Would you transcribe the whole listing exactly, minus its pictures?

_ _ _ _

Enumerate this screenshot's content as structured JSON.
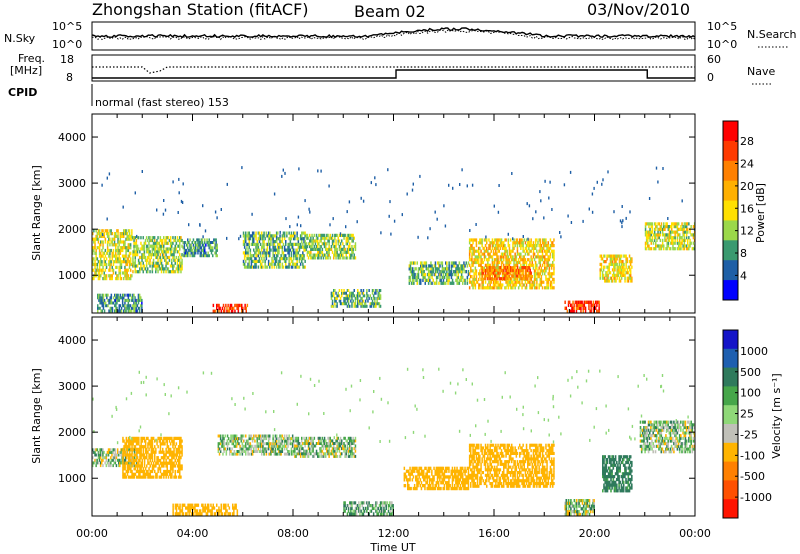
{
  "header": {
    "station": "Zhongshan Station (fitACF)",
    "beam": "Beam 02",
    "date": "03/Nov/2010"
  },
  "top_panels": {
    "nsky": {
      "label": "N.Sky",
      "yticks_left": [
        "10^5",
        "10^0"
      ],
      "yticks_right": [
        "10^5",
        "10^0"
      ],
      "right_label": "N.Search"
    },
    "freq": {
      "label_line1": "Freq.",
      "label_line2": "[MHz]",
      "yticks_left": [
        "18",
        "8"
      ],
      "yticks_right": [
        "60",
        "0"
      ],
      "right_label": "Nave"
    },
    "cpid": {
      "label": "CPID",
      "value_text": "normal (fast stereo) 153"
    }
  },
  "colorbars": {
    "power": {
      "label": "Power [dB]",
      "ticks": [
        "28",
        "24",
        "20",
        "16",
        "12",
        "8",
        "4"
      ],
      "colors": [
        "#ff0000",
        "#ff3a00",
        "#ff8000",
        "#ffb000",
        "#ffe000",
        "#9bd84a",
        "#3a9a70",
        "#1e5fa6",
        "#0000ff"
      ]
    },
    "velocity": {
      "label": "Velocity [m s⁻¹]",
      "ticks": [
        "1000",
        "500",
        "100",
        "25",
        "-25",
        "-100",
        "-500",
        "-1000"
      ],
      "colors": [
        "#1414c8",
        "#1e5fb0",
        "#2f7a5c",
        "#46a64a",
        "#8fd878",
        "#c0c0b8",
        "#ffb400",
        "#ff8000",
        "#ff5000",
        "#ff1400"
      ]
    }
  },
  "axes": {
    "ylabel": "Slant Range [km]",
    "xlabel": "Time UT",
    "y_ticks": [
      "4000",
      "3000",
      "2000",
      "1000"
    ],
    "x_ticks": [
      "00:00",
      "04:00",
      "08:00",
      "12:00",
      "16:00",
      "20:00",
      "00:00"
    ]
  },
  "chart_data": [
    {
      "type": "heatmap",
      "title": "Power",
      "ylabel": "Slant Range [km]",
      "xlabel": "Time UT",
      "xlim": [
        "00:00",
        "24:00"
      ],
      "ylim": [
        180,
        4500
      ],
      "value_range": [
        0,
        30
      ],
      "units": "dB",
      "regions": [
        {
          "t0": 0.0,
          "t1": 1.6,
          "r0": 900,
          "r1": 2000,
          "val": 14
        },
        {
          "t0": 1.6,
          "t1": 3.6,
          "r0": 1050,
          "r1": 1850,
          "val": 12
        },
        {
          "t0": 3.6,
          "t1": 5.0,
          "r0": 1400,
          "r1": 1800,
          "val": 8
        },
        {
          "t0": 0.2,
          "t1": 2.0,
          "r0": 200,
          "r1": 600,
          "val": 8
        },
        {
          "t0": 4.8,
          "t1": 6.2,
          "r0": 190,
          "r1": 380,
          "val": 26
        },
        {
          "t0": 6.0,
          "t1": 8.5,
          "r0": 1150,
          "r1": 1950,
          "val": 10
        },
        {
          "t0": 8.5,
          "t1": 10.5,
          "r0": 1350,
          "r1": 1900,
          "val": 12
        },
        {
          "t0": 9.5,
          "t1": 11.5,
          "r0": 300,
          "r1": 700,
          "val": 10
        },
        {
          "t0": 12.6,
          "t1": 15.0,
          "r0": 800,
          "r1": 1300,
          "val": 10
        },
        {
          "t0": 15.0,
          "t1": 18.4,
          "r0": 700,
          "r1": 1800,
          "val": 16
        },
        {
          "t0": 15.5,
          "t1": 17.5,
          "r0": 900,
          "r1": 1200,
          "val": 22
        },
        {
          "t0": 18.8,
          "t1": 20.2,
          "r0": 190,
          "r1": 450,
          "val": 26
        },
        {
          "t0": 20.2,
          "t1": 21.5,
          "r0": 850,
          "r1": 1450,
          "val": 16
        },
        {
          "t0": 22.0,
          "t1": 24.0,
          "r0": 1550,
          "r1": 2150,
          "val": 14
        }
      ]
    },
    {
      "type": "heatmap",
      "title": "Velocity",
      "ylabel": "Slant Range [km]",
      "xlabel": "Time UT",
      "xlim": [
        "00:00",
        "24:00"
      ],
      "ylim": [
        180,
        4500
      ],
      "value_range": [
        -1000,
        1000
      ],
      "units": "m s^-1",
      "regions": [
        {
          "t0": 0.0,
          "t1": 1.8,
          "r0": 1250,
          "r1": 1650,
          "val": 0
        },
        {
          "t0": 1.2,
          "t1": 3.6,
          "r0": 1000,
          "r1": 1900,
          "val": -300
        },
        {
          "t0": 3.2,
          "t1": 5.8,
          "r0": 200,
          "r1": 450,
          "val": -300
        },
        {
          "t0": 5.0,
          "t1": 8.0,
          "r0": 1500,
          "r1": 1950,
          "val": 0
        },
        {
          "t0": 8.0,
          "t1": 10.5,
          "r0": 1450,
          "r1": 1900,
          "val": 0
        },
        {
          "t0": 10.0,
          "t1": 12.0,
          "r0": 200,
          "r1": 500,
          "val": 60
        },
        {
          "t0": 12.4,
          "t1": 15.0,
          "r0": 750,
          "r1": 1250,
          "val": -300
        },
        {
          "t0": 15.0,
          "t1": 18.4,
          "r0": 800,
          "r1": 1750,
          "val": -300
        },
        {
          "t0": 18.8,
          "t1": 20.0,
          "r0": 190,
          "r1": 550,
          "val": 0
        },
        {
          "t0": 20.3,
          "t1": 21.5,
          "r0": 700,
          "r1": 1500,
          "val": 200
        },
        {
          "t0": 21.8,
          "t1": 24.0,
          "r0": 1550,
          "r1": 2250,
          "val": 0
        }
      ]
    }
  ]
}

_ _ _ _

## Solution to this task
Enumerate this screenshot's content as structured JSON.
{
  "header": {
    "station": "Zhongshan Station (fitACF)",
    "beam": "Beam 02",
    "date": "03/Nov/2010"
  },
  "top_panels": {
    "nsky": {
      "label": "N.Sky",
      "yticks_left": [
        "10^5",
        "10^0"
      ],
      "yticks_right": [
        "10^5",
        "10^0"
      ],
      "right_label": "N.Search"
    },
    "freq": {
      "label_line1": "Freq.",
      "label_line2": "[MHz]",
      "yticks_left": [
        "18",
        "8"
      ],
      "yticks_right": [
        "60",
        "0"
      ],
      "right_label": "Nave"
    },
    "cpid": {
      "label": "CPID",
      "value_text": "normal (fast stereo) 153"
    }
  },
  "colorbars": {
    "power": {
      "label": "Power [dB]",
      "ticks": [
        "28",
        "24",
        "20",
        "16",
        "12",
        "8",
        "4"
      ],
      "colors": [
        "#ff0000",
        "#ff3a00",
        "#ff8000",
        "#ffb000",
        "#ffe000",
        "#9bd84a",
        "#3a9a70",
        "#1e5fa6",
        "#0000ff"
      ]
    },
    "velocity": {
      "label": "Velocity [m s⁻¹]",
      "ticks": [
        "1000",
        "500",
        "100",
        "25",
        "-25",
        "-100",
        "-500",
        "-1000"
      ],
      "colors": [
        "#1414c8",
        "#1e5fb0",
        "#2f7a5c",
        "#46a64a",
        "#8fd878",
        "#c0c0b8",
        "#ffb400",
        "#ff8000",
        "#ff5000",
        "#ff1400"
      ]
    }
  },
  "axes": {
    "ylabel": "Slant Range [km]",
    "xlabel": "Time UT",
    "y_ticks": [
      "4000",
      "3000",
      "2000",
      "1000"
    ],
    "x_ticks": [
      "00:00",
      "04:00",
      "08:00",
      "12:00",
      "16:00",
      "20:00",
      "00:00"
    ]
  },
  "chart_data": [
    {
      "type": "heatmap",
      "title": "Power",
      "ylabel": "Slant Range [km]",
      "xlabel": "Time UT",
      "xlim": [
        "00:00",
        "24:00"
      ],
      "ylim": [
        180,
        4500
      ],
      "value_range": [
        0,
        30
      ],
      "units": "dB",
      "regions": [
        {
          "t0": 0.0,
          "t1": 1.6,
          "r0": 900,
          "r1": 2000,
          "val": 14
        },
        {
          "t0": 1.6,
          "t1": 3.6,
          "r0": 1050,
          "r1": 1850,
          "val": 12
        },
        {
          "t0": 3.6,
          "t1": 5.0,
          "r0": 1400,
          "r1": 1800,
          "val": 8
        },
        {
          "t0": 0.2,
          "t1": 2.0,
          "r0": 200,
          "r1": 600,
          "val": 8
        },
        {
          "t0": 4.8,
          "t1": 6.2,
          "r0": 190,
          "r1": 380,
          "val": 26
        },
        {
          "t0": 6.0,
          "t1": 8.5,
          "r0": 1150,
          "r1": 1950,
          "val": 10
        },
        {
          "t0": 8.5,
          "t1": 10.5,
          "r0": 1350,
          "r1": 1900,
          "val": 12
        },
        {
          "t0": 9.5,
          "t1": 11.5,
          "r0": 300,
          "r1": 700,
          "val": 10
        },
        {
          "t0": 12.6,
          "t1": 15.0,
          "r0": 800,
          "r1": 1300,
          "val": 10
        },
        {
          "t0": 15.0,
          "t1": 18.4,
          "r0": 700,
          "r1": 1800,
          "val": 16
        },
        {
          "t0": 15.5,
          "t1": 17.5,
          "r0": 900,
          "r1": 1200,
          "val": 22
        },
        {
          "t0": 18.8,
          "t1": 20.2,
          "r0": 190,
          "r1": 450,
          "val": 26
        },
        {
          "t0": 20.2,
          "t1": 21.5,
          "r0": 850,
          "r1": 1450,
          "val": 16
        },
        {
          "t0": 22.0,
          "t1": 24.0,
          "r0": 1550,
          "r1": 2150,
          "val": 14
        }
      ]
    },
    {
      "type": "heatmap",
      "title": "Velocity",
      "ylabel": "Slant Range [km]",
      "xlabel": "Time UT",
      "xlim": [
        "00:00",
        "24:00"
      ],
      "ylim": [
        180,
        4500
      ],
      "value_range": [
        -1000,
        1000
      ],
      "units": "m s^-1",
      "regions": [
        {
          "t0": 0.0,
          "t1": 1.8,
          "r0": 1250,
          "r1": 1650,
          "val": 0
        },
        {
          "t0": 1.2,
          "t1": 3.6,
          "r0": 1000,
          "r1": 1900,
          "val": -300
        },
        {
          "t0": 3.2,
          "t1": 5.8,
          "r0": 200,
          "r1": 450,
          "val": -300
        },
        {
          "t0": 5.0,
          "t1": 8.0,
          "r0": 1500,
          "r1": 1950,
          "val": 0
        },
        {
          "t0": 8.0,
          "t1": 10.5,
          "r0": 1450,
          "r1": 1900,
          "val": 0
        },
        {
          "t0": 10.0,
          "t1": 12.0,
          "r0": 200,
          "r1": 500,
          "val": 60
        },
        {
          "t0": 12.4,
          "t1": 15.0,
          "r0": 750,
          "r1": 1250,
          "val": -300
        },
        {
          "t0": 15.0,
          "t1": 18.4,
          "r0": 800,
          "r1": 1750,
          "val": -300
        },
        {
          "t0": 18.8,
          "t1": 20.0,
          "r0": 190,
          "r1": 550,
          "val": 0
        },
        {
          "t0": 20.3,
          "t1": 21.5,
          "r0": 700,
          "r1": 1500,
          "val": 200
        },
        {
          "t0": 21.8,
          "t1": 24.0,
          "r0": 1550,
          "r1": 2250,
          "val": 0
        }
      ]
    }
  ]
}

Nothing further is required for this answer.